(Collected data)
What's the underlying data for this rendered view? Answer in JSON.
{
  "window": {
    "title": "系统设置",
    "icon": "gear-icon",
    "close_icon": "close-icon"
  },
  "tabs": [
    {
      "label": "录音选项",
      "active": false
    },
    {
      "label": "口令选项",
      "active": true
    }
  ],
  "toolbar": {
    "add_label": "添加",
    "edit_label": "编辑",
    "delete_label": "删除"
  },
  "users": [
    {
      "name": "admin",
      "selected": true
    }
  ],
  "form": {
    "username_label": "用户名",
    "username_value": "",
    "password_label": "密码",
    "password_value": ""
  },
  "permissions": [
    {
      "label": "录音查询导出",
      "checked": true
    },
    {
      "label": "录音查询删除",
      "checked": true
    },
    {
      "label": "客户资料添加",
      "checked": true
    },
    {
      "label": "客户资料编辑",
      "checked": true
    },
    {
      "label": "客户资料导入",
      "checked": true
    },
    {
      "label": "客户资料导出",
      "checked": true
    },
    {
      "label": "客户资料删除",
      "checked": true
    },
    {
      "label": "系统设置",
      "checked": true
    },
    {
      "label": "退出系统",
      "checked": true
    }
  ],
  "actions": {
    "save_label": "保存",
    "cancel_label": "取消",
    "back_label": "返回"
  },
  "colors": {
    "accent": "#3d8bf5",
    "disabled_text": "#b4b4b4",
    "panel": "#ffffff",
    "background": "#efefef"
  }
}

● **Short exercise**: Reproduce all of the data exactly as given.

● **Finished answer**:
What's the underlying data for this rendered view? Answer in JSON.
{
  "window": {
    "title": "系统设置",
    "icon": "gear-icon",
    "close_icon": "close-icon"
  },
  "tabs": [
    {
      "label": "录音选项",
      "active": false
    },
    {
      "label": "口令选项",
      "active": true
    }
  ],
  "toolbar": {
    "add_label": "添加",
    "edit_label": "编辑",
    "delete_label": "删除"
  },
  "users": [
    {
      "name": "admin",
      "selected": true
    }
  ],
  "form": {
    "username_label": "用户名",
    "username_value": "",
    "password_label": "密码",
    "password_value": ""
  },
  "permissions": [
    {
      "label": "录音查询导出",
      "checked": true
    },
    {
      "label": "录音查询删除",
      "checked": true
    },
    {
      "label": "客户资料添加",
      "checked": true
    },
    {
      "label": "客户资料编辑",
      "checked": true
    },
    {
      "label": "客户资料导入",
      "checked": true
    },
    {
      "label": "客户资料导出",
      "checked": true
    },
    {
      "label": "客户资料删除",
      "checked": true
    },
    {
      "label": "系统设置",
      "checked": true
    },
    {
      "label": "退出系统",
      "checked": true
    }
  ],
  "actions": {
    "save_label": "保存",
    "cancel_label": "取消",
    "back_label": "返回"
  },
  "colors": {
    "accent": "#3d8bf5",
    "disabled_text": "#b4b4b4",
    "panel": "#ffffff",
    "background": "#efefef"
  }
}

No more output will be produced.